> [Work to complete]:
Will you give every entry again exactly as it stands?

Entries from a dataset
[Start]
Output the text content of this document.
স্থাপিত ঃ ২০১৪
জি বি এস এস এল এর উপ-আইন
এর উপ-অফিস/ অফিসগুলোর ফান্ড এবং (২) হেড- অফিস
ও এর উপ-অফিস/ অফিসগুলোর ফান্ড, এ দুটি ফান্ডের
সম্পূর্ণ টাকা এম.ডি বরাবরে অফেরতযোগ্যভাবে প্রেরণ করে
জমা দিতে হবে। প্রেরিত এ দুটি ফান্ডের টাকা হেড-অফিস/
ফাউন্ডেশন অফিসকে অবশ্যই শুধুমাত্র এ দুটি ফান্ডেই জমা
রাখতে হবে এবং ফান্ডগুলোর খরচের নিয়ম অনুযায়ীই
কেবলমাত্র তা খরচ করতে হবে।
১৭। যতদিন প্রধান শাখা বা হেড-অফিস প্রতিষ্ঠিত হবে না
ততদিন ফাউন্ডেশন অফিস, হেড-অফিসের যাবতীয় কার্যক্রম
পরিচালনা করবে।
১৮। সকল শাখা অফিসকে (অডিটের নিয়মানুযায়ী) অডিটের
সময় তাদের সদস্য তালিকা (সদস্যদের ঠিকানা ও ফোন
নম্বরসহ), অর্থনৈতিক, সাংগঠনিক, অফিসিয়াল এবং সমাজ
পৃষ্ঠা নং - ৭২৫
[End]
> [Complete output]:
Output the text content of this document.
স্থাপিত ঃ ২০১৪
জি বি এস এস এল এর উপ-আইন
এর উপ-অফিস/ অফিসগুলোর ফান্ড এবং (২) হেড- অফিস
ও এর উপ-অফিস/ অফিসগুলোর ফান্ড, এ দুটি ফান্ডের
সম্পূর্ণ টাকা এম.ডি বরাবরে অফেরতযোগ্যভাবে প্রেরণ করে
জমা দিতে হবে। প্রেরিত এ দুটি ফান্ডের টাকা হেড-অফিস/
ফাউন্ডেশন অফিসকে অবশ্যই শুধুমাত্র এ দুটি ফান্ডেই জমা
রাখতে হবে এবং ফান্ডগুলোর খরচের নিয়ম অনুযায়ীই
কেবলমাত্র তা খরচ করতে হবে।
১৭। যতদিন প্রধান শাখা বা হেড-অফিস প্রতিষ্ঠিত হবে না
ততদিন ফাউন্ডেশন অফিস, হেড-অফিসের যাবতীয় কার্যক্রম
পরিচালনা করবে।
১৮। সকল শাখা অফিসকে (অডিটের নিয়মানুযায়ী) অডিটের
সময় তাদের সদস্য তালিকা (সদস্যদের ঠিকানা ও ফোন
নম্বরসহ), অর্থনৈতিক, সাংগঠনিক, অফিসিয়াল এবং সমাজ
পৃষ্ঠা নং - ৭২৫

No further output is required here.